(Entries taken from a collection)
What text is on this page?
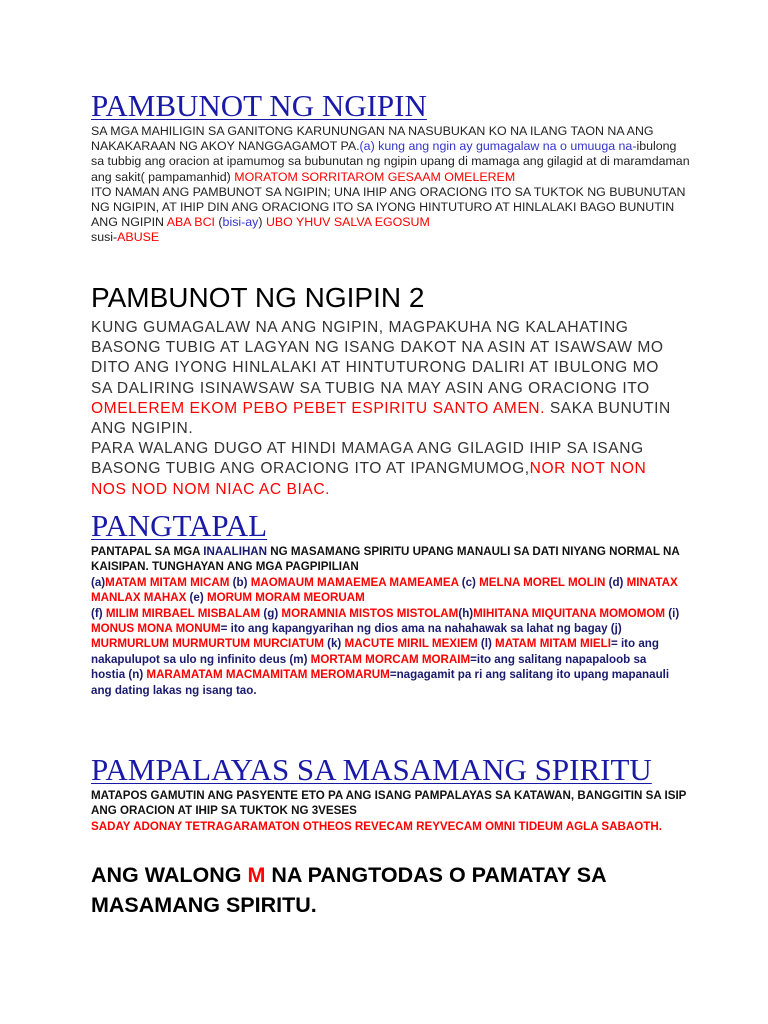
PAMBUNOT NG NGIPIN

SA MGA MAHILIGIN SA GANITONG KARUNUNGAN NA NASUBUKAN KO NA ILANG TAON NA ANG NAKAKARAAN NG AKOY NANGGAGAMOT PA.(a) kung ang ngin ay gumagalaw na o umuuga na-ibulong sa tubbig ang oracion at ipamumog sa bubunutan ng ngipin upang di mamaga ang gilagid at di maramdaman ang sakit( pampamanhid) MORATOM SORRITAROM GESAAM OMELEREM

ITO NAMAN ANG PAMBUNOT SA NGIPIN; UNA IHIP ANG ORACIONG ITO SA TUKTOK NG BUBUNUTAN NG NGIPIN, AT IHIP DIN ANG ORACIONG ITO SA IYONG HINTUTURO AT HINLALAKI BAGO BUNUTIN ANG NGIPIN ABA BCI (bisi-ay) UBO YHUV SALVA EGOSUM

susi-ABUSE

PAMBUNOT NG NGIPIN 2

KUNG GUMAGALAW NA ANG NGIPIN, MAGPAKUHA NG KALAHATING BASONG TUBIG AT LAGYAN NG ISANG DAKOT NA ASIN AT ISAWSAW MO DITO ANG IYONG HINLALAKI AT HINTUTURONG DALIRI AT IBULONG MO SA DALIRING ISINAWSAW SA TUBIG NA MAY ASIN ANG ORACIONG ITO OMELEREM EKOM PEBO PEBET ESPIRITU SANTO AMEN. SAKA BUNUTIN ANG NGIPIN.

PARA WALANG DUGO AT HINDI MAMAGA ANG GILAGID IHIP SA ISANG BASONG TUBIG ANG ORACIONG ITO AT IPANGMUMOG,NOR NOT NON NOS NOD NOM NIAC AC BIAC.

PANGTAPAL

PANTAPAL SA MGA INAALIHAN NG MASAMANG SPIRITU UPANG MANAULI SA DATI NIYANG NORMAL NA KAISIPAN. TUNGHAYAN ANG MGA PAGPIPILIAN

(a)MATAM MITAM MICAM (b) MAOMAUM MAMAEMEA MAMEAMEA (c) MELNA MOREL MOLIN (d) MINATAX MANLAX MAHAX (e) MORUM MORAM MEORUAM
(f) MILIM MIRBAEL MISBALAM (g) MORAMNIA MISTOS MISTOLAM(h)MIHITANA MIQUITANA MOMOMOM (i) MONUS MONA MONUM= ito ang kapangyarihan ng dios ama na nahahawak sa lahat ng bagay (j) MURMURLUM MURMURTUM MURCIATUM (k) MACUTE MIRIL MEXIEM (l) MATAM MITAM MIELI= ito ang nakapulupot sa ulo ng infinito deus (m) MORTAM MORCAM MORAIM=ito ang salitang napapaloob sa hostia (n) MARAMATAM MACMAMITAM MEROMARUM=nagagamit pa ri ang salitang ito upang mapanauli ang dating lakas ng isang tao.

PAMPALAYAS SA MASAMANG SPIRITU

MATAPOS GAMUTIN ANG PASYENTE ETO PA ANG ISANG PAMPALAYAS SA KATAWAN, BANGGITIN SA ISIP ANG ORACION AT IHIP SA TUKTOK NG 3VESES

SADAY ADONAY TETRAGARAMATON OTHEOS REVECAM REYVECAM OMNI TIDEUM AGLA SABAOTH.

ANG WALONG M NA PANGTODAS O PAMATAY SA MASAMANG SPIRITU.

* EXERCISE *
Write out the entries again, exactly as given, skipping any images.

* RESULT OF THIS TASK *
What text is on this page?
PAMBUNOT NG NGIPIN

SA MGA MAHILIGIN SA GANITONG KARUNUNGAN NA NASUBUKAN KO NA ILANG TAON NA ANG NAKAKARAAN NG AKOY NANGGAGAMOT PA.(a) kung ang ngin ay gumagalaw na o umuuga na-ibulong sa tubbig ang oracion at ipamumog sa bubunutan ng ngipin upang di mamaga ang gilagid at di maramdaman ang sakit( pampamanhid) MORATOM SORRITAROM GESAAM OMELEREM

ITO NAMAN ANG PAMBUNOT SA NGIPIN; UNA IHIP ANG ORACIONG ITO SA TUKTOK NG BUBUNUTAN NG NGIPIN, AT IHIP DIN ANG ORACIONG ITO SA IYONG HINTUTURO AT HINLALAKI BAGO BUNUTIN ANG NGIPIN ABA BCI (bisi-ay) UBO YHUV SALVA EGOSUM

susi-ABUSE

PAMBUNOT NG NGIPIN 2

KUNG GUMAGALAW NA ANG NGIPIN, MAGPAKUHA NG KALAHATING BASONG TUBIG AT LAGYAN NG ISANG DAKOT NA ASIN AT ISAWSAW MO DITO ANG IYONG HINLALAKI AT HINTUTURONG DALIRI AT IBULONG MO SA DALIRING ISINAWSAW SA TUBIG NA MAY ASIN ANG ORACIONG ITO OMELEREM EKOM PEBO PEBET ESPIRITU SANTO AMEN. SAKA BUNUTIN ANG NGIPIN.

PARA WALANG DUGO AT HINDI MAMAGA ANG GILAGID IHIP SA ISANG BASONG TUBIG ANG ORACIONG ITO AT IPANGMUMOG,NOR NOT NON NOS NOD NOM NIAC AC BIAC.

PANGTAPAL

PANTAPAL SA MGA INAALIHAN NG MASAMANG SPIRITU UPANG MANAULI SA DATI NIYANG NORMAL NA KAISIPAN. TUNGHAYAN ANG MGA PAGPIPILIAN

(a)MATAM MITAM MICAM (b) MAOMAUM MAMAEMEA MAMEAMEA (c) MELNA MOREL MOLIN (d) MINATAX MANLAX MAHAX (e) MORUM MORAM MEORUAM
(f) MILIM MIRBAEL MISBALAM (g) MORAMNIA MISTOS MISTOLAM(h)MIHITANA MIQUITANA MOMOMOM (i) MONUS MONA MONUM= ito ang kapangyarihan ng dios ama na nahahawak sa lahat ng bagay (j) MURMURLUM MURMURTUM MURCIATUM (k) MACUTE MIRIL MEXIEM (l) MATAM MITAM MIELI= ito ang nakapulupot sa ulo ng infinito deus (m) MORTAM MORCAM MORAIM=ito ang salitang napapaloob sa hostia (n) MARAMATAM MACMAMITAM MEROMARUM=nagagamit pa ri ang salitang ito upang mapanauli ang dating lakas ng isang tao.

PAMPALAYAS SA MASAMANG SPIRITU

MATAPOS GAMUTIN ANG PASYENTE ETO PA ANG ISANG PAMPALAYAS SA KATAWAN, BANGGITIN SA ISIP ANG ORACION AT IHIP SA TUKTOK NG 3VESES

SADAY ADONAY TETRAGARAMATON OTHEOS REVECAM REYVECAM OMNI TIDEUM AGLA SABAOTH.

ANG WALONG M NA PANGTODAS O PAMATAY SA MASAMANG SPIRITU.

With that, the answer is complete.